**EXERCISE:**
Search the data for the string "giúp" and gather each line it is in.

**MATERIAL FOR THIS TASK:**
* * *

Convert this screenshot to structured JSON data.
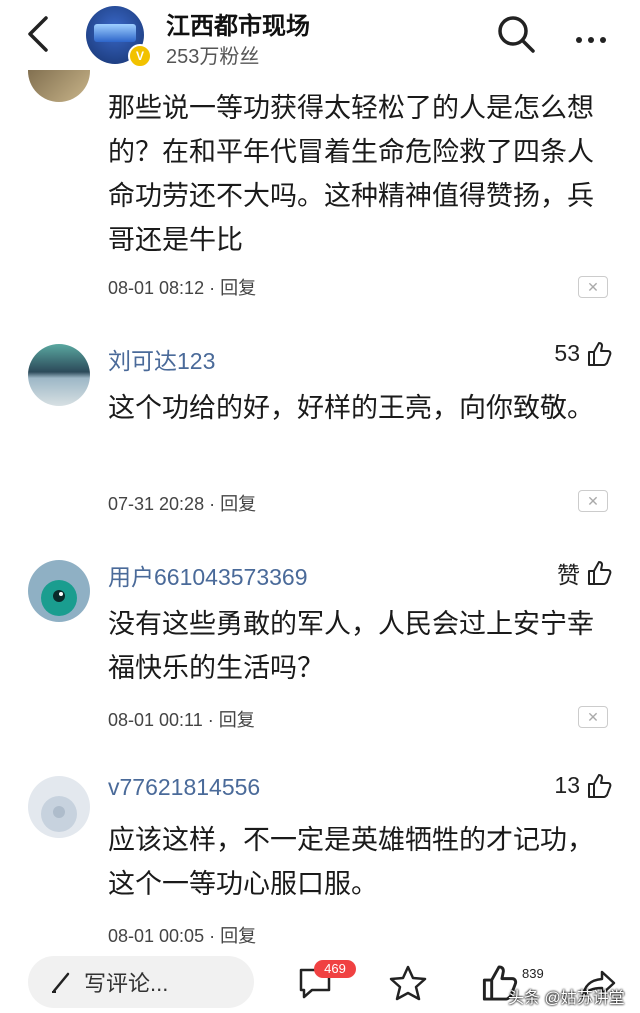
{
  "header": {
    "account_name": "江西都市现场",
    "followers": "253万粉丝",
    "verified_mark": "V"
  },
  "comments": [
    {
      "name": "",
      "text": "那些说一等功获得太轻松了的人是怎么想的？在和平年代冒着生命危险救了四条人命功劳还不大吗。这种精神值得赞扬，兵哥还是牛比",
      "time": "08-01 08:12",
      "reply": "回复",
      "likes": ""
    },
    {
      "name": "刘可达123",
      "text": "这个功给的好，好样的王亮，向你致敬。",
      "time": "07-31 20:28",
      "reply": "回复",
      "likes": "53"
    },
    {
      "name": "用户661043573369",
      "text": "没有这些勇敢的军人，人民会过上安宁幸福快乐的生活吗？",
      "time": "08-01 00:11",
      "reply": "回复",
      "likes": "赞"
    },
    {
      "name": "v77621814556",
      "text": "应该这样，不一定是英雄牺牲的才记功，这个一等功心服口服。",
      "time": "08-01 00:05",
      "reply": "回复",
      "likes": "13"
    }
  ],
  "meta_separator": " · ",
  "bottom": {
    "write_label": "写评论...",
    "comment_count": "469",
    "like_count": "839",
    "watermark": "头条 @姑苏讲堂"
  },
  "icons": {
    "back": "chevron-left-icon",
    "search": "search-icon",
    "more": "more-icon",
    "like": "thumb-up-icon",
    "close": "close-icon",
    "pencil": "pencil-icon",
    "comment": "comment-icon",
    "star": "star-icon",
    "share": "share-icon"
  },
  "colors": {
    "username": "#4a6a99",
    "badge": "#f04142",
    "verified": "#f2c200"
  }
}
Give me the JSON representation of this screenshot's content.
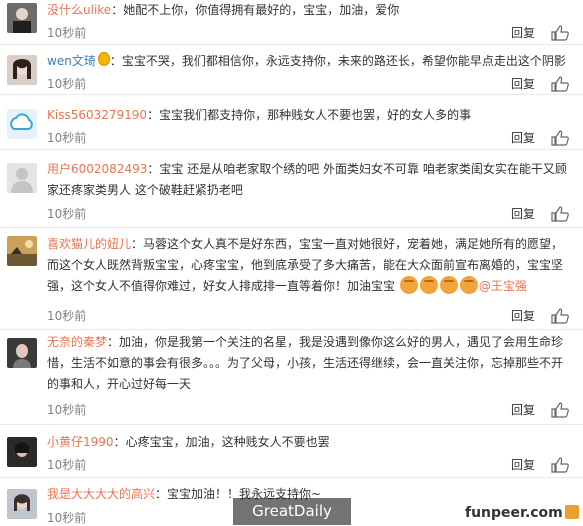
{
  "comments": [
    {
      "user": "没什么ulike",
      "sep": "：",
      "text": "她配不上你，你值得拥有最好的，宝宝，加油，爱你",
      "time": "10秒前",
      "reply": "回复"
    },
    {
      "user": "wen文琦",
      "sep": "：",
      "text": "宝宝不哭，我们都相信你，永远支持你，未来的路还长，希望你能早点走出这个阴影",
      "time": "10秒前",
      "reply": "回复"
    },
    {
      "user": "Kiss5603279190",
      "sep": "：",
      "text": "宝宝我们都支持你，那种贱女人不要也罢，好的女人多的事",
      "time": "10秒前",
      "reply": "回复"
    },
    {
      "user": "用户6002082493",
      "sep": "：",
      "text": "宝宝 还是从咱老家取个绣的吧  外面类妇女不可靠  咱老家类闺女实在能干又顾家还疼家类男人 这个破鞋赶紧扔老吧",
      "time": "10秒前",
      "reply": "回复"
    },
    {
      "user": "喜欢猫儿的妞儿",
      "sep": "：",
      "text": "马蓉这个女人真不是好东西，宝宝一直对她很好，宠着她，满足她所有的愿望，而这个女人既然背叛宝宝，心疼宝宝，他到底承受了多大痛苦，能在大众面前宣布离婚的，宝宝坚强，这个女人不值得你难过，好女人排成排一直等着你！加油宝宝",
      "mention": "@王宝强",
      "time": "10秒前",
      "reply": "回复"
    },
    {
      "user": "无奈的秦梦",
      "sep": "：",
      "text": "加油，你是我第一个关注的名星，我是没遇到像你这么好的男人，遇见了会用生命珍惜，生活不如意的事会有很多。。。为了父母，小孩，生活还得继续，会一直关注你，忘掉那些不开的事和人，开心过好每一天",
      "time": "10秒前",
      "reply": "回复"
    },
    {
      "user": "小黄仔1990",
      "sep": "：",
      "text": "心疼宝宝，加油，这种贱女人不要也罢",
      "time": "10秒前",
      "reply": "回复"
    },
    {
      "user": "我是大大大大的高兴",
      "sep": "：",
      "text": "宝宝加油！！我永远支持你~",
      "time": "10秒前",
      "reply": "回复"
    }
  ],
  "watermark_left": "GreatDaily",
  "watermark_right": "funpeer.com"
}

* * *

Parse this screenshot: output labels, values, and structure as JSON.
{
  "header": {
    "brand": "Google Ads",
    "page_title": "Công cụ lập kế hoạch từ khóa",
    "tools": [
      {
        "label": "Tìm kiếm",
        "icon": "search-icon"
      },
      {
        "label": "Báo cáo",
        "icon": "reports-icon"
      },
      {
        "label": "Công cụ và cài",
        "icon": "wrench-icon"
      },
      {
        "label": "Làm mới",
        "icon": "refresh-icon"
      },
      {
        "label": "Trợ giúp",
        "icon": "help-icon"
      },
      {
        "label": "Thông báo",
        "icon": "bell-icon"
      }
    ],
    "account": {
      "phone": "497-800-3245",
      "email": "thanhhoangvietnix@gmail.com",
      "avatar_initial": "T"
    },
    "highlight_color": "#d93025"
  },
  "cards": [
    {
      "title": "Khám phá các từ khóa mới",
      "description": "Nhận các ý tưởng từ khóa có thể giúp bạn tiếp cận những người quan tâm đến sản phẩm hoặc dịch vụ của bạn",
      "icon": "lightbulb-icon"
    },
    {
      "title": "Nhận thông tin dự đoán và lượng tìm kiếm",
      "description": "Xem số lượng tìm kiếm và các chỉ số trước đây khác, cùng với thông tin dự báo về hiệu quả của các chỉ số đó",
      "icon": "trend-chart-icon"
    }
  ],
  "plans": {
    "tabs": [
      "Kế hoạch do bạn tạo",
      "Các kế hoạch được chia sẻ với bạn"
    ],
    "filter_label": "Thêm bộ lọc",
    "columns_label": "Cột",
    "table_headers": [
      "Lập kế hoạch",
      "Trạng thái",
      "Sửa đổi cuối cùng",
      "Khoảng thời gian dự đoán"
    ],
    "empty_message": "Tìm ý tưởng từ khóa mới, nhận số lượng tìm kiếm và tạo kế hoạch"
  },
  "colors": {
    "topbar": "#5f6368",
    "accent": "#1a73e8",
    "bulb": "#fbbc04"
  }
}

* * *

**EXPECTED OUTPUT:**
        "label": "Trợ giúp",
      "description": "Nhận các ý tưởng từ khóa có thể giúp bạn tiếp cận những người quan tâm đến sản phẩm hoặc dịch vụ của bạn",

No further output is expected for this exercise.